Return the lines where the word "УРОЛОГА" occurs.

<<<<

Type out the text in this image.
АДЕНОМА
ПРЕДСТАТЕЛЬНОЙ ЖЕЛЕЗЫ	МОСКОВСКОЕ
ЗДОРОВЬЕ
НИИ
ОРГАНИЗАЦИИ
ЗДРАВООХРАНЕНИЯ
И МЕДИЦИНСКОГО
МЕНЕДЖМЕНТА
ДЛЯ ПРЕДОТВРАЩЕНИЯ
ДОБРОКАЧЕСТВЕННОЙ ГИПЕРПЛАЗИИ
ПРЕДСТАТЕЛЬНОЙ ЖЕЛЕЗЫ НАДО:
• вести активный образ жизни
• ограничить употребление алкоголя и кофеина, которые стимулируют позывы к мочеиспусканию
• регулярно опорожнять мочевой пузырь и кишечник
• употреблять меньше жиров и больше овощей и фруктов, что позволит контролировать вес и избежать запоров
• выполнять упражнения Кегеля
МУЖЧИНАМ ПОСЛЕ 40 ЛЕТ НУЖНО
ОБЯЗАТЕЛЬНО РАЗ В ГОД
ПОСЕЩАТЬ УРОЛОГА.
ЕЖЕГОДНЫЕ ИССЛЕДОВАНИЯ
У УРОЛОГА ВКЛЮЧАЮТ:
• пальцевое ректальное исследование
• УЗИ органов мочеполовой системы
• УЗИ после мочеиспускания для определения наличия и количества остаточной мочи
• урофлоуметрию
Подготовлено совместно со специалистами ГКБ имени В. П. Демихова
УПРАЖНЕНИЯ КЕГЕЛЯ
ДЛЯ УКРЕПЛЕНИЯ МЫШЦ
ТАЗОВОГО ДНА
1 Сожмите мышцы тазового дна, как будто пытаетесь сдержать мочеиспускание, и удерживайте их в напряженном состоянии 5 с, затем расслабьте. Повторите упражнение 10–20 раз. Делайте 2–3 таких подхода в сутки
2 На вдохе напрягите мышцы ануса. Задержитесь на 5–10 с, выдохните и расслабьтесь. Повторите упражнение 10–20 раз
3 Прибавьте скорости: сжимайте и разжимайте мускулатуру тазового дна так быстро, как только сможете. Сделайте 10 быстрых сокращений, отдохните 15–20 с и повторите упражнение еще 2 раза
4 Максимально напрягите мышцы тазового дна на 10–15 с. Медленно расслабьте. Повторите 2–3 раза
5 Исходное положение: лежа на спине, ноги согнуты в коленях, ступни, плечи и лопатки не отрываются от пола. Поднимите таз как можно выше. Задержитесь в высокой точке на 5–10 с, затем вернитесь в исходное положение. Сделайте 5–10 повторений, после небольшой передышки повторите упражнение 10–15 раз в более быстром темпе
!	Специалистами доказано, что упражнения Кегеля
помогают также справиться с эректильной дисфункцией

>>>>

Result for this exercise:
ПОСЕЩАТЬ УРОЛОГА.
У УРОЛОГА ВКЛЮЧАЮТ:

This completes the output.